> [Text shown]

___

Healthcare has lagged the broad market YTD even though the stocks are resisting economic cross-currents extremely well. Here's a refresher course on exactly why each of these companies continues to attract our attention.
The end of another quarterly confession season (earnings season) gives us an occasion to anoint a winner for the cycle. There were some huge individual winners throughout the BMR universe. And since our High Yield and REIT recommendations are selected to deliver consistent returns, they simply continued on their slower-but-steadier pace.
But our Healthcare stocks all gained ground after reporting their 4Q18 numbers, giving us a collective 13% since the season started. Compare that to the broad market's 8% gain and barely 4% for the Healthcare sector at large, and it's clear that we have made the right choices.
It's doubly ironic because Healthcare has been the weakest sector in the overall market YTD even though its growth prospects are stronger than just about everything else. We're looking for 4% earnings expansion for 1Q19 and a full 13% better revenue than what the sector was able to generate a year ago. Only the boring Utilities can match that positive profit trend. Nothing else even comes close in a season when the S&P 500 is staring at a 3% earnings contraction and at best 5% revenue growth.
Those fundamentals suggest that if there's any heat in the market as a whole next earnings season, a lot of it will be concentrated in Healthcare. After all, would you rather capture 4% earnings growth or a 3% earnings decline?
Of course we didn't just pick the five fastest-growing Healthcare companies and sit back on our laurels. Any robot could do that and that's not the way to build a truly robust portfolio. After all, growth is already factored into these stocks. Our expertise revolves around finding the right companies to play a specific role in our overall investment framework. If we can recommend them at the right price and the right time, it's even better.

___

> [Raw data]
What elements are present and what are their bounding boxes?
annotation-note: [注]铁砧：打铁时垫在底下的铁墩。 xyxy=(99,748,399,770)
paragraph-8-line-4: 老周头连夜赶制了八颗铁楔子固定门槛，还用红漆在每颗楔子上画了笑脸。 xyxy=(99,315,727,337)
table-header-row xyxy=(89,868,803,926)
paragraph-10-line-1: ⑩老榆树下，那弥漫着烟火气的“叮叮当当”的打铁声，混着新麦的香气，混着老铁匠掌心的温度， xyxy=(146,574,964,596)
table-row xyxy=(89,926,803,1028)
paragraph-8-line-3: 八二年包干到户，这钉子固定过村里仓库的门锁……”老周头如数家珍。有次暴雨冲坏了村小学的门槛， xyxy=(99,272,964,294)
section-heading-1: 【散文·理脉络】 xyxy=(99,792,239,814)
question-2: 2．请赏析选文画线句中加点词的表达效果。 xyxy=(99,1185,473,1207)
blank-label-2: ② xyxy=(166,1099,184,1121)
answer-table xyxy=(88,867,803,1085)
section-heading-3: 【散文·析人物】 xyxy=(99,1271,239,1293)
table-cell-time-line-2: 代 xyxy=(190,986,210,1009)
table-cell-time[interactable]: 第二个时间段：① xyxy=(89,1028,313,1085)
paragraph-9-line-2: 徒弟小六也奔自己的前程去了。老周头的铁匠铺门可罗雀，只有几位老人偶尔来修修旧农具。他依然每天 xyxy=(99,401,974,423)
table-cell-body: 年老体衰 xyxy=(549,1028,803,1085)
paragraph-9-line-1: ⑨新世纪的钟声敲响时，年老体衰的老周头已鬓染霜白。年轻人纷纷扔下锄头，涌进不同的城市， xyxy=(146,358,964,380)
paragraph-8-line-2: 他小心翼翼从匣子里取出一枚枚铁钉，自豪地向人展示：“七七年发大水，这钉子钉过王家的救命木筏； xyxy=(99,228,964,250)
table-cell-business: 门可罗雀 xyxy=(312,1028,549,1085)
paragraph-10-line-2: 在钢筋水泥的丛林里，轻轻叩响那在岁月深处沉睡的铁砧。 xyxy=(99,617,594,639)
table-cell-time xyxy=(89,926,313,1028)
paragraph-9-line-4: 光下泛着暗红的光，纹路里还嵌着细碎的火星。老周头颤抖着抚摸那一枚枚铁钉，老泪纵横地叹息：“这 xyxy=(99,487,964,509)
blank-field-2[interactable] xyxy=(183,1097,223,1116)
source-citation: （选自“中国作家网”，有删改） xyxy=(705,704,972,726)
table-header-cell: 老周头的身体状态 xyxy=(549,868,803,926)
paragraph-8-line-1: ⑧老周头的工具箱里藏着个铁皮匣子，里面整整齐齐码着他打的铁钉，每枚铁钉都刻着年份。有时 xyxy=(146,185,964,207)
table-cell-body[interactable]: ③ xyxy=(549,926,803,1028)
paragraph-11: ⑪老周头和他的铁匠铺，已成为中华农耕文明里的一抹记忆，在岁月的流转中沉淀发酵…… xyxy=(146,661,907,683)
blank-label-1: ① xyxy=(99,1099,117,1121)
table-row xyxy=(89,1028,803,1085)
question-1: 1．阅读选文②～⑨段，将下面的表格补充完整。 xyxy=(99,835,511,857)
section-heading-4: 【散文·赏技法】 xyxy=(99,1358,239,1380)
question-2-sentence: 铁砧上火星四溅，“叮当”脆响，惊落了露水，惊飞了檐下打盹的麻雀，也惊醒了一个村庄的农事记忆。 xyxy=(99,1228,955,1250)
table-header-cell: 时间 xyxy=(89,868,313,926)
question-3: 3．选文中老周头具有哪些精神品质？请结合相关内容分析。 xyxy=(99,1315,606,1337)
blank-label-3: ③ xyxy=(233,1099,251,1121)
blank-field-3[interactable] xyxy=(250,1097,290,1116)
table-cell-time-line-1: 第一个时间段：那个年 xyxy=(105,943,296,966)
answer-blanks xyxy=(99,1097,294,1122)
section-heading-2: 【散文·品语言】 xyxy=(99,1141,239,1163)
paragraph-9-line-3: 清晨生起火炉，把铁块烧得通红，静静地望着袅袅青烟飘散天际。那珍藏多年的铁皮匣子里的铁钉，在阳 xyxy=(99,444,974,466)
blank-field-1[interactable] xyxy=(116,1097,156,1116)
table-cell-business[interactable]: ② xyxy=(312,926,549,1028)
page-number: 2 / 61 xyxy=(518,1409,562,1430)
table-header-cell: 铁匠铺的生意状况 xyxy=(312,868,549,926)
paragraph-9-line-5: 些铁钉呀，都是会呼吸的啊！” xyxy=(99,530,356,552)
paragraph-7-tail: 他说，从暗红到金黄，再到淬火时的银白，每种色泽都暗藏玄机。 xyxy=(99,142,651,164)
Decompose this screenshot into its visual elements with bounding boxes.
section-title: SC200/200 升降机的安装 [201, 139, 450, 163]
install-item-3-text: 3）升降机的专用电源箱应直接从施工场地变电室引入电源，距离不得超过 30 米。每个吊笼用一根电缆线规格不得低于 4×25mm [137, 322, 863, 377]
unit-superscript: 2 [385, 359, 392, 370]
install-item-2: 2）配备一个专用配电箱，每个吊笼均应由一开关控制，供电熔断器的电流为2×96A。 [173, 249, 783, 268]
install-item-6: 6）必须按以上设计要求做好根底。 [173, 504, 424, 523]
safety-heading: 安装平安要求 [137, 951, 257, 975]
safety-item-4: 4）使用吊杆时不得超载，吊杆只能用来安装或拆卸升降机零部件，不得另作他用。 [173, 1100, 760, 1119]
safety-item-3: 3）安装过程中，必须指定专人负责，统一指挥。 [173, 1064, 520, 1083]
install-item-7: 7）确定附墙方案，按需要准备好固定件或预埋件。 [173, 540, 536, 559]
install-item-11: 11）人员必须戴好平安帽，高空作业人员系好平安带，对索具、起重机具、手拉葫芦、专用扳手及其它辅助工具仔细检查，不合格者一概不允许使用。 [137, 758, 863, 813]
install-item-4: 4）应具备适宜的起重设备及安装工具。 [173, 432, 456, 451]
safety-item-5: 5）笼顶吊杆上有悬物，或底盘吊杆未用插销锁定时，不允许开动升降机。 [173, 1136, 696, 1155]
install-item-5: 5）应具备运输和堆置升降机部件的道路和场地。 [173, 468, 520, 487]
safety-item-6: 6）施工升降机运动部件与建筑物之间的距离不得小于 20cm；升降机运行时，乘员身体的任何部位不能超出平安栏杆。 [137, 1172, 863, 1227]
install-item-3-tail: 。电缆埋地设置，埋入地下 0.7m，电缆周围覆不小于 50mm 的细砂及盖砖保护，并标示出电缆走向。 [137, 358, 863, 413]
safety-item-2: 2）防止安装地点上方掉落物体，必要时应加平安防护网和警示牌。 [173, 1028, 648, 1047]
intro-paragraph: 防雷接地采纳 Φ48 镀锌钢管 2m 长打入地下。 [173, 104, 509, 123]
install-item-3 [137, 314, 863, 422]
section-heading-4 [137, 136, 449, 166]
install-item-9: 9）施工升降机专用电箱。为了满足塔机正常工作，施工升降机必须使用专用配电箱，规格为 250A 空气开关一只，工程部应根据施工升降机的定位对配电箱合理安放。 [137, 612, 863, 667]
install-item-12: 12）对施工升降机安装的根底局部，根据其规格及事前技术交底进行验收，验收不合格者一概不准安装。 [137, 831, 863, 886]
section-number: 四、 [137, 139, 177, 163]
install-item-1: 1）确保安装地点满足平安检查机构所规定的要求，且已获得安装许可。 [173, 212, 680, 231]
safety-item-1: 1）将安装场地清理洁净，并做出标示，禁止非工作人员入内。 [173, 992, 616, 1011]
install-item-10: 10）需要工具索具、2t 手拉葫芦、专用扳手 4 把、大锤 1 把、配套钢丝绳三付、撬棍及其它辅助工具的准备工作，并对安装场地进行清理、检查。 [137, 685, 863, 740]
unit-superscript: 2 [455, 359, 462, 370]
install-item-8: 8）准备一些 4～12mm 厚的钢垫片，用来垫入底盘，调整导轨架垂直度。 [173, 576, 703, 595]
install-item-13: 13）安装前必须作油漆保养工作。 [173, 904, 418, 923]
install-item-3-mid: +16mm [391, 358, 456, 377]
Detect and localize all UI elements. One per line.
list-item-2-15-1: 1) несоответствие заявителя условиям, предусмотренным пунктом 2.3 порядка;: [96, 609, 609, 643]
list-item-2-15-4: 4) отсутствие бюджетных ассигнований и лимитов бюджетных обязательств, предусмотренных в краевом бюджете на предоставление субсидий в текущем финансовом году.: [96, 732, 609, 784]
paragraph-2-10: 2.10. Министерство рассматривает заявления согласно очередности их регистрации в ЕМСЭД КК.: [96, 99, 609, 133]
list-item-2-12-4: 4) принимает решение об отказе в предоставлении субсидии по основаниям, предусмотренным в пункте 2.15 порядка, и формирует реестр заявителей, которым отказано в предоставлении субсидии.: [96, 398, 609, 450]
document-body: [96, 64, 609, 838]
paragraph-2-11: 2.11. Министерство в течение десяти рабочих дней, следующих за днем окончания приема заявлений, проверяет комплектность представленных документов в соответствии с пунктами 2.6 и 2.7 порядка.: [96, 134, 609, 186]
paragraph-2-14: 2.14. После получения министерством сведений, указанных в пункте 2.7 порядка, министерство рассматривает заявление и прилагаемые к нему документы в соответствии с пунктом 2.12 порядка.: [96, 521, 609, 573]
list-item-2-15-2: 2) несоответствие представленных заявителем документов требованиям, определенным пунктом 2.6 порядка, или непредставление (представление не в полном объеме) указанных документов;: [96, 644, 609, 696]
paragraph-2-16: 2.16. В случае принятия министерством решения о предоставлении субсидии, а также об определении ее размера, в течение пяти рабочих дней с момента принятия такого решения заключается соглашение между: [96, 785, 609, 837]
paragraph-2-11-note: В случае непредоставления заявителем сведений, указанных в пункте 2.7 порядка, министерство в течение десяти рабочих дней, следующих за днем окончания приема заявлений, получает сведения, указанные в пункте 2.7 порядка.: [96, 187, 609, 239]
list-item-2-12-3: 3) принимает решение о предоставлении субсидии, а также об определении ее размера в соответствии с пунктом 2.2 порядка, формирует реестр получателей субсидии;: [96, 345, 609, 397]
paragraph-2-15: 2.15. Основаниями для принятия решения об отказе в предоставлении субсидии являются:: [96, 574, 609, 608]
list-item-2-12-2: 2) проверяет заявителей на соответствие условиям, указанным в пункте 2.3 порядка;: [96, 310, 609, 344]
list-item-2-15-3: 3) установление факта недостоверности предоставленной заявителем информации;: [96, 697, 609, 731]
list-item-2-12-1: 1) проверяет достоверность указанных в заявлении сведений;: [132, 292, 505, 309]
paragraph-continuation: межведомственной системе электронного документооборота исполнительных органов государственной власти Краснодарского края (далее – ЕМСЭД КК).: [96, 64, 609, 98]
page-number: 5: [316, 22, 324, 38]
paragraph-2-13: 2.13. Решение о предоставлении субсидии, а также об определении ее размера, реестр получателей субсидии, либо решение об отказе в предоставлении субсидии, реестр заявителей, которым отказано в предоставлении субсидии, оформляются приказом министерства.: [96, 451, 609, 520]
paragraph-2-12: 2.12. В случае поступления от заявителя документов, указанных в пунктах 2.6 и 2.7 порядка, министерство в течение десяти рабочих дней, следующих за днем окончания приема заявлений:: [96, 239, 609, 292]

___

> [What to do]
[1] Answer these questions using the text on Healthcare stocks.
(a) What collective gain did the recommended Healthcare stocks post after reporting their 4Q18 numbers?
(b) How much earnings expansion is expected for Healthcare in 1Q19?
(c) Which sector is the only one able to match Healthcare's positive profit trend?
[2] Continue the text on Healthcare stocks, beginning after its last sentence.

> [Answers by task]
[1]
(a) 13% since the season started.
(b) 4%.
(c) Utilities.

[2]
AstraZeneca (AZN: $42, flat this week) is a simple earnings story. The company's profit faltered a year ago, making the comparisons extremely easy now that the business is recovering. We're looking for 70% year-over-year earnings growth this quarter in the face of 6% better revenue. While that trend isn't going to last forever, the odds are extremely good that AstraZeneca will deliver more dynamic results to the bottom line than its Big Pharma peers for months to come. Our $42 Target is in sight. Look for a raise soon.
Bristol-Myers Squibb (BMY: $50, down 5%). We're looking for 10% revenue growth turning into 11% richer earnings this quarter, which is extraordinary compared to what we've been warned to expect from the S&P 500 as a whole. That growth curve looks poised to continue for the foreseeable future, especially when you factor in the pending acquisition of Biotech behemoth Celgene (CELG). This one makes our list for its "diamond in the rough" appeal. After the merger, when Wall Street takes a fresh look at the company, we suspect it will make shareholders happy.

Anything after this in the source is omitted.